* PROBLEM TO WORK ON: Return the whole listing exactly as it stands.

** Start of DATA LINES **

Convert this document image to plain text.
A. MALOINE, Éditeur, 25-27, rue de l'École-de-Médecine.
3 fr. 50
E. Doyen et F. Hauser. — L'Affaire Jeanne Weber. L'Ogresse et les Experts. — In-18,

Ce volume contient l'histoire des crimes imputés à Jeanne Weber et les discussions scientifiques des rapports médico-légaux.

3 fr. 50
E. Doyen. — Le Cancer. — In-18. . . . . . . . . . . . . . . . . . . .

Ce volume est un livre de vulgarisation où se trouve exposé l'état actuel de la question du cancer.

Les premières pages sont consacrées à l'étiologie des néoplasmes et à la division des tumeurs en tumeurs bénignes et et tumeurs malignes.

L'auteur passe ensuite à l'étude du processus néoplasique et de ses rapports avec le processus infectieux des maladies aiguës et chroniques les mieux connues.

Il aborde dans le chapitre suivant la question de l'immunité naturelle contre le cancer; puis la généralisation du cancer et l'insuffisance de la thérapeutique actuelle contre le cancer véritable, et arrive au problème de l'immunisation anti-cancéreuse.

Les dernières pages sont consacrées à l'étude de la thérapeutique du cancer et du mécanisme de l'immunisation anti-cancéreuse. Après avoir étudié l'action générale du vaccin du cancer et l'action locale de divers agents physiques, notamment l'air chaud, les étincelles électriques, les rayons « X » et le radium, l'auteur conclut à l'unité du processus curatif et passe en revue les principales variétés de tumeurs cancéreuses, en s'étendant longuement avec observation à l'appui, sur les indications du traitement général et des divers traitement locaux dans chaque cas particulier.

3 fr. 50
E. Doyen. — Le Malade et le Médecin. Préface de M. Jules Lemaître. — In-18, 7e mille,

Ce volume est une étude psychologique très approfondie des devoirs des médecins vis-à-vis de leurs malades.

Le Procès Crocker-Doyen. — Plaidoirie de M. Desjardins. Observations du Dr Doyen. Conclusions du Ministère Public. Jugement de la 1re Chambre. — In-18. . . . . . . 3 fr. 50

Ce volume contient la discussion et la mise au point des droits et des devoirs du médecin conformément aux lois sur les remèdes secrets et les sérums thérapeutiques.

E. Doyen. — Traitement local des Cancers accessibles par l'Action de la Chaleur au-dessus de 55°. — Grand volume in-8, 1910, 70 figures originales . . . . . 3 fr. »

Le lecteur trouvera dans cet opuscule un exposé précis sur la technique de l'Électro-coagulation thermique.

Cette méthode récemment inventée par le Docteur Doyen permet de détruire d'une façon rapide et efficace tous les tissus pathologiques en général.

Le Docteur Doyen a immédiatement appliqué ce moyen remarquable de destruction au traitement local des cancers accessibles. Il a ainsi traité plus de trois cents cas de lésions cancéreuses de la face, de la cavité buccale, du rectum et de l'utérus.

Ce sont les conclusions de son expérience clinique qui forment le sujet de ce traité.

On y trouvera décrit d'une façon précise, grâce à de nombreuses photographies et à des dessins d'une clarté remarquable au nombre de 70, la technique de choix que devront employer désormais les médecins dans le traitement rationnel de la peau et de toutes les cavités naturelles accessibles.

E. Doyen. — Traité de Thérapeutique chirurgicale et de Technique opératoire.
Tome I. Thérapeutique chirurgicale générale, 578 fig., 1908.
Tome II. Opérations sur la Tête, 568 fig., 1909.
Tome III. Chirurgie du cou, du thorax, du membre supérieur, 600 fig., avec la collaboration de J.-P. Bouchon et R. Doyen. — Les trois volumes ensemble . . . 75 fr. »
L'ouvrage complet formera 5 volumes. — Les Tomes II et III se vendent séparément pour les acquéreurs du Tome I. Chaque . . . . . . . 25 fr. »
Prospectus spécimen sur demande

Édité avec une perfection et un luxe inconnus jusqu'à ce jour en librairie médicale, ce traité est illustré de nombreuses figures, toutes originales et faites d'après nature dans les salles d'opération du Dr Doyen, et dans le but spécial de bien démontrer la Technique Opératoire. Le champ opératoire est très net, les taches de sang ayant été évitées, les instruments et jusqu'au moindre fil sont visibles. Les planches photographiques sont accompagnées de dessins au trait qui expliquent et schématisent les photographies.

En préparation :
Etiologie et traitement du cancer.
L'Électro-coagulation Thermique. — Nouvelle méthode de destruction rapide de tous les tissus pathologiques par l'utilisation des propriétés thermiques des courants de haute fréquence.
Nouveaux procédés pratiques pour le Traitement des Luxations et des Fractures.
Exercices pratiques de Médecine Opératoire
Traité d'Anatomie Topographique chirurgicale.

** End of DATA LINES **

* EXERCISE RESULT:
Convert this document image to plain text.
A. MALOINE, Éditeur, 25-27, rue de l'École-de-Médecine.
3 fr. 50
E. Doyen et F. Hauser. — L'Affaire Jeanne Weber. L'Ogresse et les Experts. — In-18,

Ce volume contient l'histoire des crimes imputés à Jeanne Weber et les discussions scientifiques des rapports médico-légaux.

3 fr. 50
E. Doyen. — Le Cancer. — In-18. . . . . . . . . . . . . . . . . . . .

Ce volume est un livre de vulgarisation où se trouve exposé l'état actuel de la question du cancer.

Les premières pages sont consacrées à l'étiologie des néoplasmes et à la division des tumeurs en tumeurs bénignes et et tumeurs malignes.

L'auteur passe ensuite à l'étude du processus néoplasique et de ses rapports avec le processus infectieux des maladies aiguës et chroniques les mieux connues.

Il aborde dans le chapitre suivant la question de l'immunité naturelle contre le cancer; puis la généralisation du cancer et l'insuffisance de la thérapeutique actuelle contre le cancer véritable, et arrive au problème de l'immunisation anti-cancéreuse.

Les dernières pages sont consacrées à l'étude de la thérapeutique du cancer et du mécanisme de l'immunisation anti-cancéreuse. Après avoir étudié l'action générale du vaccin du cancer et l'action locale de divers agents physiques, notamment l'air chaud, les étincelles électriques, les rayons « X » et le radium, l'auteur conclut à l'unité du processus curatif et passe en revue les principales variétés de tumeurs cancéreuses, en s'étendant longuement avec observation à l'appui, sur les indications du traitement général et des divers traitement locaux dans chaque cas particulier.

3 fr. 50
E. Doyen. — Le Malade et le Médecin. Préface de M. Jules Lemaître. — In-18, 7e mille,

Ce volume est une étude psychologique très approfondie des devoirs des médecins vis-à-vis de leurs malades.

Le Procès Crocker-Doyen. — Plaidoirie de M. Desjardins. Observations du Dr Doyen. Conclusions du Ministère Public. Jugement de la 1re Chambre. — In-18. . . . . . . 3 fr. 50

Ce volume contient la discussion et la mise au point des droits et des devoirs du médecin conformément aux lois sur les remèdes secrets et les sérums thérapeutiques.

E. Doyen. — Traitement local des Cancers accessibles par l'Action de la Chaleur au-dessus de 55°. — Grand volume in-8, 1910, 70 figures originales . . . . . 3 fr. »

Le lecteur trouvera dans cet opuscule un exposé précis sur la technique de l'Électro-coagulation thermique.

Cette méthode récemment inventée par le Docteur Doyen permet de détruire d'une façon rapide et efficace tous les tissus pathologiques en général.

Le Docteur Doyen a immédiatement appliqué ce moyen remarquable de destruction au traitement local des cancers accessibles. Il a ainsi traité plus de trois cents cas de lésions cancéreuses de la face, de la cavité buccale, du rectum et de l'utérus.

Ce sont les conclusions de son expérience clinique qui forment le sujet de ce traité.

On y trouvera décrit d'une façon précise, grâce à de nombreuses photographies et à des dessins d'une clarté remarquable au nombre de 70, la technique de choix que devront employer désormais les médecins dans le traitement rationnel de la peau et de toutes les cavités naturelles accessibles.

E. Doyen. — Traité de Thérapeutique chirurgicale et de Technique opératoire.
Tome I. Thérapeutique chirurgicale générale, 578 fig., 1908.
Tome II. Opérations sur la Tête, 568 fig., 1909.
Tome III. Chirurgie du cou, du thorax, du membre supérieur, 600 fig., avec la collaboration de J.-P. Bouchon et R. Doyen. — Les trois volumes ensemble . . . 75 fr. »
L'ouvrage complet formera 5 volumes. — Les Tomes II et III se vendent séparément pour les acquéreurs du Tome I. Chaque . . . . . . . 25 fr. »
Prospectus spécimen sur demande

Édité avec une perfection et un luxe inconnus jusqu'à ce jour en librairie médicale, ce traité est illustré de nombreuses figures, toutes originales et faites d'après nature dans les salles d'opération du Dr Doyen, et dans le but spécial de bien démontrer la Technique Opératoire. Le champ opératoire est très net, les taches de sang ayant été évitées, les instruments et jusqu'au moindre fil sont visibles. Les planches photographiques sont accompagnées de dessins au trait qui expliquent et schématisent les photographies.

En préparation :
Etiologie et traitement du cancer.
L'Électro-coagulation Thermique. — Nouvelle méthode de destruction rapide de tous les tissus pathologiques par l'utilisation des propriétés thermiques des courants de haute fréquence.
Nouveaux procédés pratiques pour le Traitement des Luxations et des Fractures.
Exercices pratiques de Médecine Opératoire
Traité d'Anatomie Topographique chirurgicale.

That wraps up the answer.